:: Data supplied

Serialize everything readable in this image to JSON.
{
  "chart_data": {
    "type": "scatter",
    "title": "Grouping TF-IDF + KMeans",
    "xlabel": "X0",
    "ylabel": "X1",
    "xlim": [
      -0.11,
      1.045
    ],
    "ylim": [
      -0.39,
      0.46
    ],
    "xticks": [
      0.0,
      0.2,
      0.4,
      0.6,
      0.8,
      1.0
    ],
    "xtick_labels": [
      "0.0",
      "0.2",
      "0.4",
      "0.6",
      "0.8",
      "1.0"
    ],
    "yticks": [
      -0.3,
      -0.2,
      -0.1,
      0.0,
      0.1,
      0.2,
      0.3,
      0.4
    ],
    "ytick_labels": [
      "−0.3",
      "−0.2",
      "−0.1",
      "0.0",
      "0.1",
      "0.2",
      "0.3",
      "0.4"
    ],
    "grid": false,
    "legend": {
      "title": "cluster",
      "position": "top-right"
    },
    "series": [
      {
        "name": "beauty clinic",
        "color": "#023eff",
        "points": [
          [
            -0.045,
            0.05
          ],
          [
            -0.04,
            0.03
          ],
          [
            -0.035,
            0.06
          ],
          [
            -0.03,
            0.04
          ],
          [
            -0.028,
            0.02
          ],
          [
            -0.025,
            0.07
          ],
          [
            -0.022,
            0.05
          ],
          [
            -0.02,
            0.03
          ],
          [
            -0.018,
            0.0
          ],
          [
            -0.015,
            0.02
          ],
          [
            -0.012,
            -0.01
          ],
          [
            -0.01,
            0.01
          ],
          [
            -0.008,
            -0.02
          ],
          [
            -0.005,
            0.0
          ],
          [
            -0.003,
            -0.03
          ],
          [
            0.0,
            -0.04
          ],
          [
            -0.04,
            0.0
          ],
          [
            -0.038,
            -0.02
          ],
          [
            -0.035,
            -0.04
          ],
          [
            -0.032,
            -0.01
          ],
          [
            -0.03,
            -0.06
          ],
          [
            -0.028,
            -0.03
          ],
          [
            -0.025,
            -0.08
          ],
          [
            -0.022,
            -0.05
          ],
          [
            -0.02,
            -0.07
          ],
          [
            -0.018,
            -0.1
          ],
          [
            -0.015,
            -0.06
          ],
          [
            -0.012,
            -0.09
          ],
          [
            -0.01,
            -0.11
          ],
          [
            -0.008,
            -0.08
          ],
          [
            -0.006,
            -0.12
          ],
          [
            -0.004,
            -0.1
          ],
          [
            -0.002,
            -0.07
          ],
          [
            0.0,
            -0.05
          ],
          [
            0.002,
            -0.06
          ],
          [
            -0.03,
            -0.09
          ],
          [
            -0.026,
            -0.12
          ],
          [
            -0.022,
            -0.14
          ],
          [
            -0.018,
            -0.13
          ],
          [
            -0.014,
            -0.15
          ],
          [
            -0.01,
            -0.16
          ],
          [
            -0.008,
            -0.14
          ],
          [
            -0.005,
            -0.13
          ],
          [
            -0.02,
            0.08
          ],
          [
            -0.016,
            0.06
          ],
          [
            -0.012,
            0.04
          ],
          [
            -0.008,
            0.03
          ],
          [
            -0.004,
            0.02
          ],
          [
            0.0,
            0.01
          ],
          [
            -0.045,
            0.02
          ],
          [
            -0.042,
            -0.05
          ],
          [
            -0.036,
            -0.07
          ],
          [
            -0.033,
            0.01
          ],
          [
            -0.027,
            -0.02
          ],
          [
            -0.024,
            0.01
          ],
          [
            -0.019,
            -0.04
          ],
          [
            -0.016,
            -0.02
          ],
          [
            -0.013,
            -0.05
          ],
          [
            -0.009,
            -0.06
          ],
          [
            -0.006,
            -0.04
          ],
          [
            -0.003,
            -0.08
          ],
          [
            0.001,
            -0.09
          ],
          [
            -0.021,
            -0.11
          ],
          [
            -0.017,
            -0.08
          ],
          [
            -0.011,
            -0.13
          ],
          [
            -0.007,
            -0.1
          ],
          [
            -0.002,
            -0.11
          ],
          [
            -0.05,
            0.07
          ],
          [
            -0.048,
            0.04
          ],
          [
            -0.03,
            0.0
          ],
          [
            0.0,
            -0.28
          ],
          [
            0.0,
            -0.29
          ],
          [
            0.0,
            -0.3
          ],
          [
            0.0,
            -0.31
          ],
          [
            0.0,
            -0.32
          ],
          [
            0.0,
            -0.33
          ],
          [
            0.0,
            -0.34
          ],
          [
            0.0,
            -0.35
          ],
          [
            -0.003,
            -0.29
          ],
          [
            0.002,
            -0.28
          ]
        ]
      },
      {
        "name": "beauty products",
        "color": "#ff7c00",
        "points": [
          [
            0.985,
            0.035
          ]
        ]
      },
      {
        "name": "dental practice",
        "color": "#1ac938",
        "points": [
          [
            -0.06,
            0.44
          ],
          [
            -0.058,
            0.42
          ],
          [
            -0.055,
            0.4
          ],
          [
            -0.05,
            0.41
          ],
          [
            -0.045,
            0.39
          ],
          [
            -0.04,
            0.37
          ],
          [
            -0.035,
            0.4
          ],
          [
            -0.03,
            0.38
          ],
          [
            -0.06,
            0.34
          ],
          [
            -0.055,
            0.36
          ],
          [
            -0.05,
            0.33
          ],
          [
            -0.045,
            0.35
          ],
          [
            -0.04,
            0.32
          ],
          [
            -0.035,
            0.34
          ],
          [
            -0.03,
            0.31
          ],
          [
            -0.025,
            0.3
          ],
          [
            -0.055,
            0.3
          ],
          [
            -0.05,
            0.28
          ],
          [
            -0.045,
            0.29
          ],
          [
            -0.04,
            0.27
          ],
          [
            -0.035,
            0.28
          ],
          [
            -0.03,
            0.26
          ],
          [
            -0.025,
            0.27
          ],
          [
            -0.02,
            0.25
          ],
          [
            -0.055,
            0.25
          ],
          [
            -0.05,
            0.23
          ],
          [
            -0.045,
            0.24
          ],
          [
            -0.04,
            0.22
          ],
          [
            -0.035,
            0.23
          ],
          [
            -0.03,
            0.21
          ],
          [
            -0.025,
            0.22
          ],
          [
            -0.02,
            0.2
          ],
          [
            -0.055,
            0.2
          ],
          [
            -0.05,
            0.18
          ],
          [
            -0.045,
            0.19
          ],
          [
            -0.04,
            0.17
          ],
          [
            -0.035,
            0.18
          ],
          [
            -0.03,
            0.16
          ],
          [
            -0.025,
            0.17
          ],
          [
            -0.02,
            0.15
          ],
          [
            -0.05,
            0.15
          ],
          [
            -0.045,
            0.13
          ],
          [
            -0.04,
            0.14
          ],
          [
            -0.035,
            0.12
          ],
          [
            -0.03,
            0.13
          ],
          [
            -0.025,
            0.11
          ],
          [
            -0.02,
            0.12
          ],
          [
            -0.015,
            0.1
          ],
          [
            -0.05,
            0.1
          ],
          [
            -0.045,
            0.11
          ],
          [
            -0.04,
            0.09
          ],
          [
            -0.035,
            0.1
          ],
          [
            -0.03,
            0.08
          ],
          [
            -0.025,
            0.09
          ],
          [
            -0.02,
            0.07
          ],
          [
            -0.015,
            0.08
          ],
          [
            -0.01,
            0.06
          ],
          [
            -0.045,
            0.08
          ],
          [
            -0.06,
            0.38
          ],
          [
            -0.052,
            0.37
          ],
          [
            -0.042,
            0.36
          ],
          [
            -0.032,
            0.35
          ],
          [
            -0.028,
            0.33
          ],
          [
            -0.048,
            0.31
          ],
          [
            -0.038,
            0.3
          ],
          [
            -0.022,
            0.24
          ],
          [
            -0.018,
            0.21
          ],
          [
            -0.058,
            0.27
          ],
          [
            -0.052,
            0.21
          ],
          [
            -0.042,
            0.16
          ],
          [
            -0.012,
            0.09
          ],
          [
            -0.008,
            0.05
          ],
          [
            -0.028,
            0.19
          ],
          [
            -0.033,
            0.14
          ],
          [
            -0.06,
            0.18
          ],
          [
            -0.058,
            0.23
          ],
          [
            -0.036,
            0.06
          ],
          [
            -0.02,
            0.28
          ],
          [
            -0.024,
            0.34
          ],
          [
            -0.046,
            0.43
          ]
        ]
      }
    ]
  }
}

::::

Work out how many lines in the records above contain the word "beauty", and reply with that number alone.

== Answer to this task ==
2